## What to work on
From the entries that follow, pick out all lines holding "ןמאתמה".

## Provided records
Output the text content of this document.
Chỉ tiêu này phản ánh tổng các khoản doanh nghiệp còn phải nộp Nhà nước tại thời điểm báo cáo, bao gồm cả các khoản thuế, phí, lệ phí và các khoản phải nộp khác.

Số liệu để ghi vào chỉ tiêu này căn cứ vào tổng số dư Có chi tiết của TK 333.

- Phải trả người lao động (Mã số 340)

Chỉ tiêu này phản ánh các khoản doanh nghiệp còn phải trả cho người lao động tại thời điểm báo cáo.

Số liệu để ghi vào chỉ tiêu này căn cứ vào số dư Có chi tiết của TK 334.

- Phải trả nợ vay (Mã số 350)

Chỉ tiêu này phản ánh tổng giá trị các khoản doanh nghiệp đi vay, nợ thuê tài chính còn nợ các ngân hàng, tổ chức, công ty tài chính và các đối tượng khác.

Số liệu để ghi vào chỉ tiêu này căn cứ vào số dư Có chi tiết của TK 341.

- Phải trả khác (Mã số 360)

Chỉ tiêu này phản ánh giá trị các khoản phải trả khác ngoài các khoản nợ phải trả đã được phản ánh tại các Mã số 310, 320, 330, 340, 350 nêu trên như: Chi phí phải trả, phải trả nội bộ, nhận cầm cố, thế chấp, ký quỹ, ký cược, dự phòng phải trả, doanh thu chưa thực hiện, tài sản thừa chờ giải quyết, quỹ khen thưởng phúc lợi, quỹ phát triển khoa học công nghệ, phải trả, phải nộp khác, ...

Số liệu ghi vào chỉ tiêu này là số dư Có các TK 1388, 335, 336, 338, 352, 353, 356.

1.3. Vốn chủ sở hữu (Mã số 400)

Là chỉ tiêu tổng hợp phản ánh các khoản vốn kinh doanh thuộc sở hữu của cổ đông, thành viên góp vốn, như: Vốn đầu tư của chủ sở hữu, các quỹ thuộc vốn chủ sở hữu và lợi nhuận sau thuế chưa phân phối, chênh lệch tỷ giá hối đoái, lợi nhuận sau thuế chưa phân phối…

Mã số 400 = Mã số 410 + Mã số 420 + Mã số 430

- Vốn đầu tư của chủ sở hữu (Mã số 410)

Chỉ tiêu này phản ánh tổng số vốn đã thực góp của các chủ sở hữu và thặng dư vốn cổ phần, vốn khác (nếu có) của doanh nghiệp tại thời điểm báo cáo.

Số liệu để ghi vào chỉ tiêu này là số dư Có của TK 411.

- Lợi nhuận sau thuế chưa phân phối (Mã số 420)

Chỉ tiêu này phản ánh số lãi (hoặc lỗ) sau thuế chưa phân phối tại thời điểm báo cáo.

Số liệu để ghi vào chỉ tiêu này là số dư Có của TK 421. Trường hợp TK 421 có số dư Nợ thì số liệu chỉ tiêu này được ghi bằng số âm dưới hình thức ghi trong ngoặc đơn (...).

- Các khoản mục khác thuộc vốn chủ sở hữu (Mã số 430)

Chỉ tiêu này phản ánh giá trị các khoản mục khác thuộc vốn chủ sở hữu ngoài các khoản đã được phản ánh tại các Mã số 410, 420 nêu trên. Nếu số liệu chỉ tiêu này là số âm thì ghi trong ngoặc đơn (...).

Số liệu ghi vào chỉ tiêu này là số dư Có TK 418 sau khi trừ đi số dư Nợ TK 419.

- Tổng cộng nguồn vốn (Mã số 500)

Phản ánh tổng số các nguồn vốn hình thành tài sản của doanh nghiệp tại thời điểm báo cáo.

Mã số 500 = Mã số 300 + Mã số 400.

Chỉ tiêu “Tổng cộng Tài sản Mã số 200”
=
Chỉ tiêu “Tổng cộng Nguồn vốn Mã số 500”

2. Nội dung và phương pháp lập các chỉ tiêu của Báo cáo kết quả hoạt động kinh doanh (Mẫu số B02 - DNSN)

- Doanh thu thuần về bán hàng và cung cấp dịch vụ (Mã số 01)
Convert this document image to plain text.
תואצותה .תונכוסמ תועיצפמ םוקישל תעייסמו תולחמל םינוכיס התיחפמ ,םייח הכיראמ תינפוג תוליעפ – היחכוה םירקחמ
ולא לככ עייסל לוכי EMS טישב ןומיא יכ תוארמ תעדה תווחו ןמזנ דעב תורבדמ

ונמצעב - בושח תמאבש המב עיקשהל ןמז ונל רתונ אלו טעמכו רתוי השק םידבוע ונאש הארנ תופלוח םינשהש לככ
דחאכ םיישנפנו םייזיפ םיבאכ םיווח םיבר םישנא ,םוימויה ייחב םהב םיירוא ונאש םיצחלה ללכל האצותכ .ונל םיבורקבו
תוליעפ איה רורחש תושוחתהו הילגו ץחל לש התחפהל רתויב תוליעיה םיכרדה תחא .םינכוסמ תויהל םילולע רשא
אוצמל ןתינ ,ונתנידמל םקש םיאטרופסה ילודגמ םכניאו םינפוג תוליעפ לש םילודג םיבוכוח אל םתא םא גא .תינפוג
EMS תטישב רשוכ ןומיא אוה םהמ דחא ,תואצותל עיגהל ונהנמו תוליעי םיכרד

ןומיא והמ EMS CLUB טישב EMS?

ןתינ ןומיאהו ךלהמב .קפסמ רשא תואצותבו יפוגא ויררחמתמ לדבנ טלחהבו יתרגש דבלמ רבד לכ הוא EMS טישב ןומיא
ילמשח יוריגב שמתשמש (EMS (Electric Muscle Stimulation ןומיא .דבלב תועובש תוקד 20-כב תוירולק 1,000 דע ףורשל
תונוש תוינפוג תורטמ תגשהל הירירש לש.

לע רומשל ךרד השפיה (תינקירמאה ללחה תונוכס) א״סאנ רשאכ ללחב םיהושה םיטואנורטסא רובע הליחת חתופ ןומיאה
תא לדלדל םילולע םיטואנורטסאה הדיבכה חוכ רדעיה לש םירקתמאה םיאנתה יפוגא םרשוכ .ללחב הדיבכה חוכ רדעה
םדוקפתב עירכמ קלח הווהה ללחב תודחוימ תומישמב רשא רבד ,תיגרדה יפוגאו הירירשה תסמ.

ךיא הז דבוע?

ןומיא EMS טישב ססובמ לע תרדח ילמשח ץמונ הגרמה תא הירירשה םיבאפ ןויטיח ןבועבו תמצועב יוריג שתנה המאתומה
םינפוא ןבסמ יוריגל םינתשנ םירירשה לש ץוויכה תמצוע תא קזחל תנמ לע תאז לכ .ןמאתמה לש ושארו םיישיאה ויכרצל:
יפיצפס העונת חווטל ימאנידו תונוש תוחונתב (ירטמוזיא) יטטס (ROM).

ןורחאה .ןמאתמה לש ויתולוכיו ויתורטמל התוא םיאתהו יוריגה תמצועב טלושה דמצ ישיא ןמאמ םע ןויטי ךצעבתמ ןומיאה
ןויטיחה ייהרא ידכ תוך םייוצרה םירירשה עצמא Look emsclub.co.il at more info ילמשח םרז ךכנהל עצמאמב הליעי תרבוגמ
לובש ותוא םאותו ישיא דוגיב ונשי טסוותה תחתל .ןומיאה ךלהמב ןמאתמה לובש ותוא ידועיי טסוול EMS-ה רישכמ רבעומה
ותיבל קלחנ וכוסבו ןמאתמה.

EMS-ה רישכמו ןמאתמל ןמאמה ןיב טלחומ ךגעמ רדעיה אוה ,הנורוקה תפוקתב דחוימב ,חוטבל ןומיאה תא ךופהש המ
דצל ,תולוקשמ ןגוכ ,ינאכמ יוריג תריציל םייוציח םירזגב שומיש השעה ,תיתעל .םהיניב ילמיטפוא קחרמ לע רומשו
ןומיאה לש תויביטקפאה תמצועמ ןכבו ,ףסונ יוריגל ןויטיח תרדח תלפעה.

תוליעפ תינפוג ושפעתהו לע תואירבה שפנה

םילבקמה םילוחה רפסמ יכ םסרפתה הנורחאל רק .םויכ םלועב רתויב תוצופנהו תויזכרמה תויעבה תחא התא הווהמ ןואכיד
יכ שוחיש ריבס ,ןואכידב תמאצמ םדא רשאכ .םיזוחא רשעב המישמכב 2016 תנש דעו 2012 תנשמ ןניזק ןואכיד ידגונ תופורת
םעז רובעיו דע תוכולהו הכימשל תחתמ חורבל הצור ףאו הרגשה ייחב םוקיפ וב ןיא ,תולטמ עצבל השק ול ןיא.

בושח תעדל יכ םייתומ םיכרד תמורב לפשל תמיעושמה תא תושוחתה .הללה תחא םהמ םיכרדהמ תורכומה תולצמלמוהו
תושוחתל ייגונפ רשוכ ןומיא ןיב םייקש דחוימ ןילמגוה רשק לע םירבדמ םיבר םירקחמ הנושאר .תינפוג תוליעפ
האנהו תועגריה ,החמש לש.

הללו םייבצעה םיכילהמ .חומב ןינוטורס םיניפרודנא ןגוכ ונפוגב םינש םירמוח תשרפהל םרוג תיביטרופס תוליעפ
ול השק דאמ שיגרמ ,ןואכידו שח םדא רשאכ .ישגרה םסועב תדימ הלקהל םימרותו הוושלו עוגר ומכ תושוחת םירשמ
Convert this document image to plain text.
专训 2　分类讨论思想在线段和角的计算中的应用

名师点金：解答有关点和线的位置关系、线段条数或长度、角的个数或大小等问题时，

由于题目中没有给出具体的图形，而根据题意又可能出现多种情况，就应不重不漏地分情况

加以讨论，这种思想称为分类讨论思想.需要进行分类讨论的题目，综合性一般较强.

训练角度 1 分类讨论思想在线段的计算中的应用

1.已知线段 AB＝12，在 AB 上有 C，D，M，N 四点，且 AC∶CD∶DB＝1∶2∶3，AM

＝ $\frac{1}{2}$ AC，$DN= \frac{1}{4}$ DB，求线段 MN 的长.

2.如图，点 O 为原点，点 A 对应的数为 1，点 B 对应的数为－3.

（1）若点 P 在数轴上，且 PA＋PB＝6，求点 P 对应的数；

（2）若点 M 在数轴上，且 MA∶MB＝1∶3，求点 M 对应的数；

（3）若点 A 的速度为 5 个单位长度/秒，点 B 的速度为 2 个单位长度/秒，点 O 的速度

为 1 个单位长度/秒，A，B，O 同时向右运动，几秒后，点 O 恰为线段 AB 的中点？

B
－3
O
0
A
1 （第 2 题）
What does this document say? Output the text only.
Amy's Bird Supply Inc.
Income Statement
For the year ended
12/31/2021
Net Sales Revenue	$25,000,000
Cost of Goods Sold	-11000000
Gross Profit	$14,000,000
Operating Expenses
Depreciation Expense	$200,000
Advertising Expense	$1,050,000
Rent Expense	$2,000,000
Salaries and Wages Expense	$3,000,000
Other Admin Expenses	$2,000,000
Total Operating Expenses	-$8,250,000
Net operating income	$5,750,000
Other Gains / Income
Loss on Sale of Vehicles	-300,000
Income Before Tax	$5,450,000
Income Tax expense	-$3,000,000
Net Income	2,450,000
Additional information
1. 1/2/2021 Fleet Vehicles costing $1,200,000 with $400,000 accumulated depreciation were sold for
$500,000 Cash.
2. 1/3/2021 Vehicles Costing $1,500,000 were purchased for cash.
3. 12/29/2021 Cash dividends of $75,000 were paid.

## Written response
םינפוא ןבסמ יוריגל םינתשנ םירירשה לש ץוויכה תמצוע תא קזחל תנמ לע תאז לכ .ןמאתמה לש ושארו םיישיאה ויכרצל:
ןורחאה .ןמאתמה לש ויתולוכיו ויתורטמל התוא םיאתהו יוריגה תמצועב טלושה דמצ ישיא ןמאמ םע ןויטי ךצעבתמ ןומיאה
לובש ותוא םאותו ישיא דוגיב ונשי טסוותה תחתל .ןומיאה ךלהמב ןמאתמה לובש ותוא ידועיי טסוול EMS-ה רישכמ רבעומה
ותיבל קלחנ וכוסבו ןמאתמה.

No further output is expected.